TASK. Once the pictures are set aside, transcribe the remaining data exactly.

(Recorded data)
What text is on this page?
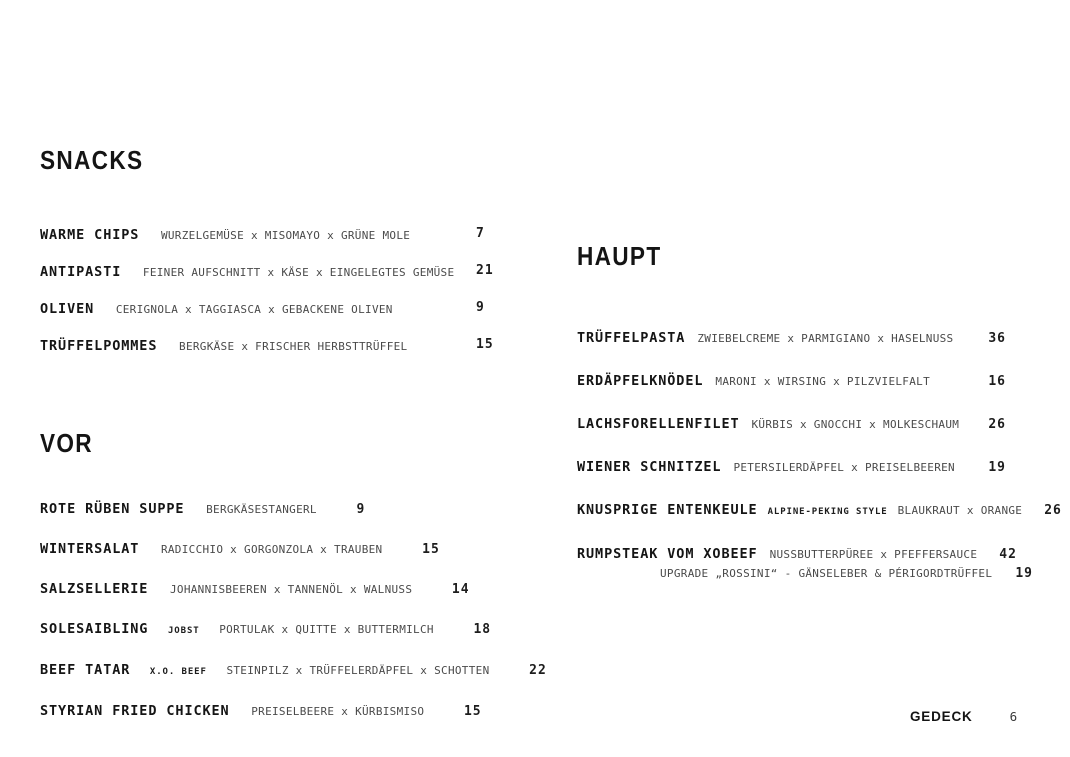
SNACKS
WARME CHIPS WURZELGEMÜSE x MISOMAYO x GRÜNE MOLE	7
ANTIPASTI FEINER AUFSCHNITT x KÄSE x EINGELEGTES GEMÜSE 21
OLIVEN CERIGNOLA x TAGGIASCA x GEBACKENE OLIVEN	9
TRÜFFELPOMMES BERGKÄSE x FRISCHER HERBSTTRÜFFEL	15
VOR
ROTE RÜBEN SUPPE BERGKÄSESTANGERL	9
WINTERSALAT RADICCHIO x GORGONZOLA x TRAUBEN	15
SALZSELLERIE JOHANNISBEEREN x TANNENÖL x WALNUSS	14
SOLESAIBLING JOBST PORTULAK x QUITTE x BUTTERMILCH	18
BEEF TATAR X.O. BEEF STEINPILZ x TRÜFFELERDÄPFEL x SCHOTTEN	22
STYRIAN FRIED CHICKEN PREISELBEERE x KÜRBISMISO	15
HAUPT
TRÜFFELPASTA ZWIEBELCREME x PARMIGIANO x HASELNUSS	36
ERDÄPFELKNÖDEL MARONI x WIRSING x PILZVIELFALT	16
LACHSFORELLENFILET KÜRBIS x GNOCCHI x MOLKESCHAUM	26
WIENER SCHNITZEL PETERSILERDÄPFEL x PREISELBEEREN	19
KNUSPRIGE ENTENKEULE ALPINE-PEKING STYLE BLAUKRAUT x ORANGE	26
RUMPSTEAK VOM XOBEEF NUSSBUTTERPÜREE x PFEFFERSAUCE	42
UPGRADE „ROSSINI“ - GÄNSELEBER & PÉRIGORDTRÜFFEL	19
GEDECK	6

ANSWER FOR THIS EXERCISE.
What text is on this page?
SNACKS
WARME CHIPS WURZELGEMÜSE x MISOMAYO x GRÜNE MOLE	7
ANTIPASTI FEINER AUFSCHNITT x KÄSE x EINGELEGTES GEMÜSE 21
OLIVEN CERIGNOLA x TAGGIASCA x GEBACKENE OLIVEN	9
TRÜFFELPOMMES BERGKÄSE x FRISCHER HERBSTTRÜFFEL	15
VOR
ROTE RÜBEN SUPPE BERGKÄSESTANGERL	9
WINTERSALAT RADICCHIO x GORGONZOLA x TRAUBEN	15
SALZSELLERIE JOHANNISBEEREN x TANNENÖL x WALNUSS	14
SOLESAIBLING JOBST PORTULAK x QUITTE x BUTTERMILCH	18
BEEF TATAR X.O. BEEF STEINPILZ x TRÜFFELERDÄPFEL x SCHOTTEN	22
STYRIAN FRIED CHICKEN PREISELBEERE x KÜRBISMISO	15
HAUPT
TRÜFFELPASTA ZWIEBELCREME x PARMIGIANO x HASELNUSS	36
ERDÄPFELKNÖDEL MARONI x WIRSING x PILZVIELFALT	16
LACHSFORELLENFILET KÜRBIS x GNOCCHI x MOLKESCHAUM	26
WIENER SCHNITZEL PETERSILERDÄPFEL x PREISELBEEREN	19
KNUSPRIGE ENTENKEULE ALPINE-PEKING STYLE BLAUKRAUT x ORANGE	26
RUMPSTEAK VOM XOBEEF NUSSBUTTERPÜREE x PFEFFERSAUCE	42
UPGRADE „ROSSINI“ - GÄNSELEBER & PÉRIGORDTRÜFFEL	19
GEDECK	6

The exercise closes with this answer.